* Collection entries
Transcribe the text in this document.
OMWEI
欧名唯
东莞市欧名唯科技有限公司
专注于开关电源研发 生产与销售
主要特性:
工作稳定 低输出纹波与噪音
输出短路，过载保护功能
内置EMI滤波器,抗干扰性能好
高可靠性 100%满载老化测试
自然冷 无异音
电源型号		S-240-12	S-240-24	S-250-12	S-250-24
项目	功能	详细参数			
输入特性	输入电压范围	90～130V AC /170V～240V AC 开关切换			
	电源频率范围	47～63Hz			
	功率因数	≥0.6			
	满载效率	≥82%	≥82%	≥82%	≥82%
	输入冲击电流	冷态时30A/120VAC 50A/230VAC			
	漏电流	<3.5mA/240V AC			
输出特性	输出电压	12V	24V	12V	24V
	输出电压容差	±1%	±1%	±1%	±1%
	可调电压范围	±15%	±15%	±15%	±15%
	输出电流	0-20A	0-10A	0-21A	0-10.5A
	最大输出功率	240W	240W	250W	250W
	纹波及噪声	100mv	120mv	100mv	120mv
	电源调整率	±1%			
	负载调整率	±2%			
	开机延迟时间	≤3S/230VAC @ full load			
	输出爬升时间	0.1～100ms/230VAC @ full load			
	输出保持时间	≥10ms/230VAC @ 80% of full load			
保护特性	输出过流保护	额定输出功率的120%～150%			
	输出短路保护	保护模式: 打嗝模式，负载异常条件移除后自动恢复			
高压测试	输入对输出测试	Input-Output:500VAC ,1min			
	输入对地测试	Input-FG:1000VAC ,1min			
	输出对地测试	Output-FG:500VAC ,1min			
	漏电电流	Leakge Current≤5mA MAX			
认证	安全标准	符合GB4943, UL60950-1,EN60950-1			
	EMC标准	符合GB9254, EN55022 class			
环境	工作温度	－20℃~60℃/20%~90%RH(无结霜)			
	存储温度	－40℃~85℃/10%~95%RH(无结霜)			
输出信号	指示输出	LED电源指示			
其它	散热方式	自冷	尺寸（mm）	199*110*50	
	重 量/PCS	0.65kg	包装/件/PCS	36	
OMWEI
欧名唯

* Task objective
Would you give the material above again, complete and exact?

* Response to this exercise
Transcribe the text in this document.
OMWEI
欧名唯
东莞市欧名唯科技有限公司
专注于开关电源研发 生产与销售
主要特性:
工作稳定 低输出纹波与噪音
输出短路，过载保护功能
内置EMI滤波器,抗干扰性能好
高可靠性 100%满载老化测试
自然冷 无异音
电源型号		S-240-12	S-240-24	S-250-12	S-250-24
项目	功能	详细参数			
输入特性	输入电压范围	90～130V AC /170V～240V AC 开关切换			
	电源频率范围	47～63Hz			
	功率因数	≥0.6			
	满载效率	≥82%	≥82%	≥82%	≥82%
	输入冲击电流	冷态时30A/120VAC 50A/230VAC			
	漏电流	<3.5mA/240V AC			
输出特性	输出电压	12V	24V	12V	24V
	输出电压容差	±1%	±1%	±1%	±1%
	可调电压范围	±15%	±15%	±15%	±15%
	输出电流	0-20A	0-10A	0-21A	0-10.5A
	最大输出功率	240W	240W	250W	250W
	纹波及噪声	100mv	120mv	100mv	120mv
	电源调整率	±1%			
	负载调整率	±2%			
	开机延迟时间	≤3S/230VAC @ full load			
	输出爬升时间	0.1～100ms/230VAC @ full load			
	输出保持时间	≥10ms/230VAC @ 80% of full load			
保护特性	输出过流保护	额定输出功率的120%～150%			
	输出短路保护	保护模式: 打嗝模式，负载异常条件移除后自动恢复			
高压测试	输入对输出测试	Input-Output:500VAC ,1min			
	输入对地测试	Input-FG:1000VAC ,1min			
	输出对地测试	Output-FG:500VAC ,1min			
	漏电电流	Leakge Current≤5mA MAX			
认证	安全标准	符合GB4943, UL60950-1,EN60950-1			
	EMC标准	符合GB9254, EN55022 class			
环境	工作温度	－20℃~60℃/20%~90%RH(无结霜)			
	存储温度	－40℃~85℃/10%~95%RH(无结霜)			
输出信号	指示输出	LED电源指示			
其它	散热方式	自冷	尺寸（mm）	199*110*50	
	重 量/PCS	0.65kg	包装/件/PCS	36	
OMWEI
欧名唯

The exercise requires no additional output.